───── DATASET EXTRACT ─────

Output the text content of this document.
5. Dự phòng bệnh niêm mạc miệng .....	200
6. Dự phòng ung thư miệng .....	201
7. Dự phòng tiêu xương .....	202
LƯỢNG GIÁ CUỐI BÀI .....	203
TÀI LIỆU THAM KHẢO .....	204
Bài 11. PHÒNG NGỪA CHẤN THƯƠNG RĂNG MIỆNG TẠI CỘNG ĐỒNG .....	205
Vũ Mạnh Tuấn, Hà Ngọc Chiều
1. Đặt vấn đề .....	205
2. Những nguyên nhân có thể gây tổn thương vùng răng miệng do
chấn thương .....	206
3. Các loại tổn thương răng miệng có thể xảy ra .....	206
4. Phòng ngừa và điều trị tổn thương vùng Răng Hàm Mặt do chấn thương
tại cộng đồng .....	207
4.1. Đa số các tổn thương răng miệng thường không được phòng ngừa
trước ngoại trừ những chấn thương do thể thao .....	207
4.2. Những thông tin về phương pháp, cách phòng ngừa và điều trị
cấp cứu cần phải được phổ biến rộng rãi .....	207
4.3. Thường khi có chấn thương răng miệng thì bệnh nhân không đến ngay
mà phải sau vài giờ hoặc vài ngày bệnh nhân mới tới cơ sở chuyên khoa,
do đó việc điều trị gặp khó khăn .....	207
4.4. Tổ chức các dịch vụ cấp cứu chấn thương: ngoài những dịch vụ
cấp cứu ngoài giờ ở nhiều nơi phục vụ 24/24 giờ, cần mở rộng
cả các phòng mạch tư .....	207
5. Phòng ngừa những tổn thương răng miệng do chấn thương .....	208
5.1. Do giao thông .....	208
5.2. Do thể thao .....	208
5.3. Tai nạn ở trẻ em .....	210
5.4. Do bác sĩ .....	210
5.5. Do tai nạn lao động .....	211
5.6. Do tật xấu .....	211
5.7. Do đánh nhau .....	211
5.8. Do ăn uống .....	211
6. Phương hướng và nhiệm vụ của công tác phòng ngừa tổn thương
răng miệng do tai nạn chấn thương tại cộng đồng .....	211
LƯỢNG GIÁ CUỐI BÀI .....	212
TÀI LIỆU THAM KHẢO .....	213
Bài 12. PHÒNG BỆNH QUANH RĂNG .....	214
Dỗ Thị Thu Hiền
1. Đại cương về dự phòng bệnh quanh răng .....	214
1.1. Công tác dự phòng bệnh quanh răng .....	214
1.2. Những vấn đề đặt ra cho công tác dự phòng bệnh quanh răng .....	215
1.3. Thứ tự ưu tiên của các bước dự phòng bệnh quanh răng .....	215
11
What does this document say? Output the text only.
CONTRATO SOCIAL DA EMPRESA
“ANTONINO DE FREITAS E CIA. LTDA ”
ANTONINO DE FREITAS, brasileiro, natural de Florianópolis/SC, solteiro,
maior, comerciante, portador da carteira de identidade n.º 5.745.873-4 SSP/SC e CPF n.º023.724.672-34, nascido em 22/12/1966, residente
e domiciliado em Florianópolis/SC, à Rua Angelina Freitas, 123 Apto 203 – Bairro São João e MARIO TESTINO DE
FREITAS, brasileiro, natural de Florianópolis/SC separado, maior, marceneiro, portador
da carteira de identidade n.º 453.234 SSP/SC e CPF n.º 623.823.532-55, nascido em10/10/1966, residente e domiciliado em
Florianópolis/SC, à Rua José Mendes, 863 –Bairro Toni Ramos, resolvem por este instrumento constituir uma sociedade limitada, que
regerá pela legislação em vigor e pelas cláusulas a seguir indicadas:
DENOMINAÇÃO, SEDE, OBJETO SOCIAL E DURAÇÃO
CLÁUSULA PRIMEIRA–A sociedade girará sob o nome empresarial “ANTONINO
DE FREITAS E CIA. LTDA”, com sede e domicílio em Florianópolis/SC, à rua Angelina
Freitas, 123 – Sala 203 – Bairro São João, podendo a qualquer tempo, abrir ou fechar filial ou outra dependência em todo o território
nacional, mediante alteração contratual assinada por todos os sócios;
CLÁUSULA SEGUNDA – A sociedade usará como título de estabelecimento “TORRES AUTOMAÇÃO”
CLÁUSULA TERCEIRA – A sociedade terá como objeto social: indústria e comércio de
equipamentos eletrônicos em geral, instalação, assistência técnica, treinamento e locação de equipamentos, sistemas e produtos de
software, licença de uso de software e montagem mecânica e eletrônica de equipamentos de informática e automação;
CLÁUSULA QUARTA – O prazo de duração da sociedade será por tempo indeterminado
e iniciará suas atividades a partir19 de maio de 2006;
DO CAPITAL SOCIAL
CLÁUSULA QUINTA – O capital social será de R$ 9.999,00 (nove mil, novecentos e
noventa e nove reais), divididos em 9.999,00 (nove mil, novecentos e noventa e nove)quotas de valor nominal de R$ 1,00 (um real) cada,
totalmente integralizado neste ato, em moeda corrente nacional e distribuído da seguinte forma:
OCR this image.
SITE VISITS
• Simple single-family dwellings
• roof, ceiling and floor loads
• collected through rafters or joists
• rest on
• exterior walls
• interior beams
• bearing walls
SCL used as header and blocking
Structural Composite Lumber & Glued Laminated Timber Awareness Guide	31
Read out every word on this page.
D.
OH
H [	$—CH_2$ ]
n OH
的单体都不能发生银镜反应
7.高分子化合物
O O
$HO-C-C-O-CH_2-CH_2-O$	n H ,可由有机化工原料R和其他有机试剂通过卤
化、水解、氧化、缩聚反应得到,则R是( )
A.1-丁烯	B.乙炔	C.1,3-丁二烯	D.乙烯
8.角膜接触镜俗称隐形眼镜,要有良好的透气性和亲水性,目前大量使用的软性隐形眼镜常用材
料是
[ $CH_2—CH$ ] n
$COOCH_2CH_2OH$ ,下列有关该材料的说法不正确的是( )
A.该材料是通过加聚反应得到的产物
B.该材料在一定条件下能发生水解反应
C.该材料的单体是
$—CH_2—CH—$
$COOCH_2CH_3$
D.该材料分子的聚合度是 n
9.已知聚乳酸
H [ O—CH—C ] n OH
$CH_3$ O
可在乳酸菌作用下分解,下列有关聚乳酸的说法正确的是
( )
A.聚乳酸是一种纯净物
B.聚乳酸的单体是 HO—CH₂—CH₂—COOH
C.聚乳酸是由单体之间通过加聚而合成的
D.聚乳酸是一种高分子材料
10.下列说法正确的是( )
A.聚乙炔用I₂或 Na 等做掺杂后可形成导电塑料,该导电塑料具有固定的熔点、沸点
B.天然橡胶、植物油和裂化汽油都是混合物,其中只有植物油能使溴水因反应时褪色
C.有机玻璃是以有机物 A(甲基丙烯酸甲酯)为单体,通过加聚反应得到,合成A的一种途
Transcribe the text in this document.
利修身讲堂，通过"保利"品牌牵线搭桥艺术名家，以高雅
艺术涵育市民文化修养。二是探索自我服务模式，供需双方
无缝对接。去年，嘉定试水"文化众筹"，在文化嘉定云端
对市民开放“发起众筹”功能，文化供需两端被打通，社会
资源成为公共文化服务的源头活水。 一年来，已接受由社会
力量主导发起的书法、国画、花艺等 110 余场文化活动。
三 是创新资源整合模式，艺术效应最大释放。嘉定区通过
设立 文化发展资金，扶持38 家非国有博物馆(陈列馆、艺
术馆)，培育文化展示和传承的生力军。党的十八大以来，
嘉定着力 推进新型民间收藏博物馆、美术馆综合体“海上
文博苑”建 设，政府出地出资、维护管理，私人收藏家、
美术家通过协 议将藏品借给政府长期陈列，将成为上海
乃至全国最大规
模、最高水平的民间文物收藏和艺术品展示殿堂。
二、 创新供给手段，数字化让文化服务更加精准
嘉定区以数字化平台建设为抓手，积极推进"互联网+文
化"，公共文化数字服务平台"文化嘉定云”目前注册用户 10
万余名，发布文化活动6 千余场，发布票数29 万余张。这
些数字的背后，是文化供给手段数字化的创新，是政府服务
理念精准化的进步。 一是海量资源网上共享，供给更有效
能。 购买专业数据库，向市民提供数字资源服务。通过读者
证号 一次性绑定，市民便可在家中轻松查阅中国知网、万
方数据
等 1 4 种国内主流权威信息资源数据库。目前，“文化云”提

─────

SET TASK: Look over the material above and show each line where "được" appears.

CORRECT OUTPUT:
4.1. Đa số các tổn thương răng miệng thường không được phòng ngừa
cấp cứu cần phải được phổ biến rộng rãi .....	207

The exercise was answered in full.